• Records shown:

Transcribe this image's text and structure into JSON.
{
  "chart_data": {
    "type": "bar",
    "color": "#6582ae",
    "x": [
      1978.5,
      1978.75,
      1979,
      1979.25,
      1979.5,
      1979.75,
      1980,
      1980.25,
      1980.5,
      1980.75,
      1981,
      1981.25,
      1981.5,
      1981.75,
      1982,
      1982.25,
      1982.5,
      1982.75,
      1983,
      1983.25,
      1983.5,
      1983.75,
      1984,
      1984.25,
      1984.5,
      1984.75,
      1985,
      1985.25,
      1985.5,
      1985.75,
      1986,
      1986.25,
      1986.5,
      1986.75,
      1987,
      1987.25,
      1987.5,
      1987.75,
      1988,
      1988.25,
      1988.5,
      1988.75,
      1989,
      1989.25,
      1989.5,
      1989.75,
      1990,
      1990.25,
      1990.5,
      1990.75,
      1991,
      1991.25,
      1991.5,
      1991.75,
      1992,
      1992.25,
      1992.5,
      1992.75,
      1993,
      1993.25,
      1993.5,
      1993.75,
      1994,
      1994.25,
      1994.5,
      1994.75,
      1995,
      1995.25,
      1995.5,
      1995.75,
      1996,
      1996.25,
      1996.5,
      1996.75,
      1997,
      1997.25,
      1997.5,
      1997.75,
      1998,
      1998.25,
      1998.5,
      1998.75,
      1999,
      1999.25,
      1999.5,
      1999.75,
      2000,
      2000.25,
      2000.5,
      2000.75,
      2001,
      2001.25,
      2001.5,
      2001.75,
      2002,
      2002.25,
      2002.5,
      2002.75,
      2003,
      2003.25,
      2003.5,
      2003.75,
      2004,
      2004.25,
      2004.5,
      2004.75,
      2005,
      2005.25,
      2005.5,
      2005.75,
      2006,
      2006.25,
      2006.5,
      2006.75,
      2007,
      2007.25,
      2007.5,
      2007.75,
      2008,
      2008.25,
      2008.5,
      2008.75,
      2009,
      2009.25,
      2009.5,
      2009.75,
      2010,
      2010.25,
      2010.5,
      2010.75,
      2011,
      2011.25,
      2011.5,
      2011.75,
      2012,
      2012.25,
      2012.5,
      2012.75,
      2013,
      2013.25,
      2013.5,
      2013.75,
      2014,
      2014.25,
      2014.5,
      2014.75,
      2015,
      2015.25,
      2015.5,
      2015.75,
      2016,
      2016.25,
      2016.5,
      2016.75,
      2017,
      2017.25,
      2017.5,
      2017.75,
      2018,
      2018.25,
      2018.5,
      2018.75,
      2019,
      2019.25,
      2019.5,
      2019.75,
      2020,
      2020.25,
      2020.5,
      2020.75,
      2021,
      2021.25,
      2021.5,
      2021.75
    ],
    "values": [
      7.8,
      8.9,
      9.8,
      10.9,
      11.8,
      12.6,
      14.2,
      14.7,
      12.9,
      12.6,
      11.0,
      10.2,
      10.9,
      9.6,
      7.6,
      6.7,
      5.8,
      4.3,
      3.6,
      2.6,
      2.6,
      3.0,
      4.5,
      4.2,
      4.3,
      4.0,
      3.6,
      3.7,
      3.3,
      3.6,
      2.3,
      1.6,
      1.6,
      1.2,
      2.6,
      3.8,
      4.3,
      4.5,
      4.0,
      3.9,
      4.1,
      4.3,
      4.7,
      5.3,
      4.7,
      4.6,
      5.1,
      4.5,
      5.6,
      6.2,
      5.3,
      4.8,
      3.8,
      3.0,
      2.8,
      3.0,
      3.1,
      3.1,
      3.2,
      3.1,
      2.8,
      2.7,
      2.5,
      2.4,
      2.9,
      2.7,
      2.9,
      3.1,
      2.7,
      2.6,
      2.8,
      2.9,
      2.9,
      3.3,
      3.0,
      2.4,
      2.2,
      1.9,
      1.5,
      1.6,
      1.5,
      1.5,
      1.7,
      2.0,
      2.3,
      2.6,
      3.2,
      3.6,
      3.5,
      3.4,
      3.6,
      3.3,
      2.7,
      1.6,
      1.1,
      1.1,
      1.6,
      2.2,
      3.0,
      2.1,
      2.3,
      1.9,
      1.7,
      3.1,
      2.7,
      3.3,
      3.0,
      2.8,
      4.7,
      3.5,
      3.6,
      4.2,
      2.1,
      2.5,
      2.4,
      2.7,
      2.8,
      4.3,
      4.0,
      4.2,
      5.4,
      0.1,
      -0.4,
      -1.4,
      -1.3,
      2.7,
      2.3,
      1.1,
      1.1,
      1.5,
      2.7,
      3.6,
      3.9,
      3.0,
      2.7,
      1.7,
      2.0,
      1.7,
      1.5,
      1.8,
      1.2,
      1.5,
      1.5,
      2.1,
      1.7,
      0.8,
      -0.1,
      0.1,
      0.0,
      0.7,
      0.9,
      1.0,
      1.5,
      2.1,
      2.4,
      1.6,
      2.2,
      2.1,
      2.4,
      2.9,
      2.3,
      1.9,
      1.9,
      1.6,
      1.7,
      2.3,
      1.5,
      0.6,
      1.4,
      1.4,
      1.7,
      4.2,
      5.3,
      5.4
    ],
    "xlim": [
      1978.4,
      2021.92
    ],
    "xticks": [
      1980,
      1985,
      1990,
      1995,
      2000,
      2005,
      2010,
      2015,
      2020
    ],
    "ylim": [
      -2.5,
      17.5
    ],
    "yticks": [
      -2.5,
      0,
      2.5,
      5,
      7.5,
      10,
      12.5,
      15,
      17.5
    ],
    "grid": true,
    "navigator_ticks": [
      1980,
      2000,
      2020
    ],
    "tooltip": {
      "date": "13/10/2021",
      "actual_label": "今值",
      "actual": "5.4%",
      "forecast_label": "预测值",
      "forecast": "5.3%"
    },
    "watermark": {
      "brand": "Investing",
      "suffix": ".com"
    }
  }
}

• Aim: Each line in the material above must be retyped without alteration.

• Worked solution:
Transcribe this image's text and structure into JSON.
{
  "chart_data": {
    "type": "bar",
    "color": "#6582ae",
    "x": [
      1978.5,
      1978.75,
      1979,
      1979.25,
      1979.5,
      1979.75,
      1980,
      1980.25,
      1980.5,
      1980.75,
      1981,
      1981.25,
      1981.5,
      1981.75,
      1982,
      1982.25,
      1982.5,
      1982.75,
      1983,
      1983.25,
      1983.5,
      1983.75,
      1984,
      1984.25,
      1984.5,
      1984.75,
      1985,
      1985.25,
      1985.5,
      1985.75,
      1986,
      1986.25,
      1986.5,
      1986.75,
      1987,
      1987.25,
      1987.5,
      1987.75,
      1988,
      1988.25,
      1988.5,
      1988.75,
      1989,
      1989.25,
      1989.5,
      1989.75,
      1990,
      1990.25,
      1990.5,
      1990.75,
      1991,
      1991.25,
      1991.5,
      1991.75,
      1992,
      1992.25,
      1992.5,
      1992.75,
      1993,
      1993.25,
      1993.5,
      1993.75,
      1994,
      1994.25,
      1994.5,
      1994.75,
      1995,
      1995.25,
      1995.5,
      1995.75,
      1996,
      1996.25,
      1996.5,
      1996.75,
      1997,
      1997.25,
      1997.5,
      1997.75,
      1998,
      1998.25,
      1998.5,
      1998.75,
      1999,
      1999.25,
      1999.5,
      1999.75,
      2000,
      2000.25,
      2000.5,
      2000.75,
      2001,
      2001.25,
      2001.5,
      2001.75,
      2002,
      2002.25,
      2002.5,
      2002.75,
      2003,
      2003.25,
      2003.5,
      2003.75,
      2004,
      2004.25,
      2004.5,
      2004.75,
      2005,
      2005.25,
      2005.5,
      2005.75,
      2006,
      2006.25,
      2006.5,
      2006.75,
      2007,
      2007.25,
      2007.5,
      2007.75,
      2008,
      2008.25,
      2008.5,
      2008.75,
      2009,
      2009.25,
      2009.5,
      2009.75,
      2010,
      2010.25,
      2010.5,
      2010.75,
      2011,
      2011.25,
      2011.5,
      2011.75,
      2012,
      2012.25,
      2012.5,
      2012.75,
      2013,
      2013.25,
      2013.5,
      2013.75,
      2014,
      2014.25,
      2014.5,
      2014.75,
      2015,
      2015.25,
      2015.5,
      2015.75,
      2016,
      2016.25,
      2016.5,
      2016.75,
      2017,
      2017.25,
      2017.5,
      2017.75,
      2018,
      2018.25,
      2018.5,
      2018.75,
      2019,
      2019.25,
      2019.5,
      2019.75,
      2020,
      2020.25,
      2020.5,
      2020.75,
      2021,
      2021.25,
      2021.5,
      2021.75
    ],
    "values": [
      7.8,
      8.9,
      9.8,
      10.9,
      11.8,
      12.6,
      14.2,
      14.7,
      12.9,
      12.6,
      11.0,
      10.2,
      10.9,
      9.6,
      7.6,
      6.7,
      5.8,
      4.3,
      3.6,
      2.6,
      2.6,
      3.0,
      4.5,
      4.2,
      4.3,
      4.0,
      3.6,
      3.7,
      3.3,
      3.6,
      2.3,
      1.6,
      1.6,
      1.2,
      2.6,
      3.8,
      4.3,
      4.5,
      4.0,
      3.9,
      4.1,
      4.3,
      4.7,
      5.3,
      4.7,
      4.6,
      5.1,
      4.5,
      5.6,
      6.2,
      5.3,
      4.8,
      3.8,
      3.0,
      2.8,
      3.0,
      3.1,
      3.1,
      3.2,
      3.1,
      2.8,
      2.7,
      2.5,
      2.4,
      2.9,
      2.7,
      2.9,
      3.1,
      2.7,
      2.6,
      2.8,
      2.9,
      2.9,
      3.3,
      3.0,
      2.4,
      2.2,
      1.9,
      1.5,
      1.6,
      1.5,
      1.5,
      1.7,
      2.0,
      2.3,
      2.6,
      3.2,
      3.6,
      3.5,
      3.4,
      3.6,
      3.3,
      2.7,
      1.6,
      1.1,
      1.1,
      1.6,
      2.2,
      3.0,
      2.1,
      2.3,
      1.9,
      1.7,
      3.1,
      2.7,
      3.3,
      3.0,
      2.8,
      4.7,
      3.5,
      3.6,
      4.2,
      2.1,
      2.5,
      2.4,
      2.7,
      2.8,
      4.3,
      4.0,
      4.2,
      5.4,
      0.1,
      -0.4,
      -1.4,
      -1.3,
      2.7,
      2.3,
      1.1,
      1.1,
      1.5,
      2.7,
      3.6,
      3.9,
      3.0,
      2.7,
      1.7,
      2.0,
      1.7,
      1.5,
      1.8,
      1.2,
      1.5,
      1.5,
      2.1,
      1.7,
      0.8,
      -0.1,
      0.1,
      0.0,
      0.7,
      0.9,
      1.0,
      1.5,
      2.1,
      2.4,
      1.6,
      2.2,
      2.1,
      2.4,
      2.9,
      2.3,
      1.9,
      1.9,
      1.6,
      1.7,
      2.3,
      1.5,
      0.6,
      1.4,
      1.4,
      1.7,
      4.2,
      5.3,
      5.4
    ],
    "xlim": [
      1978.4,
      2021.92
    ],
    "xticks": [
      1980,
      1985,
      1990,
      1995,
      2000,
      2005,
      2010,
      2015,
      2020
    ],
    "ylim": [
      -2.5,
      17.5
    ],
    "yticks": [
      -2.5,
      0,
      2.5,
      5,
      7.5,
      10,
      12.5,
      15,
      17.5
    ],
    "grid": true,
    "navigator_ticks": [
      1980,
      2000,
      2020
    ],
    "tooltip": {
      "date": "13/10/2021",
      "actual_label": "今值",
      "actual": "5.4%",
      "forecast_label": "预测值",
      "forecast": "5.3%"
    },
    "watermark": {
      "brand": "Investing",
      "suffix": ".com"
    }
  }
}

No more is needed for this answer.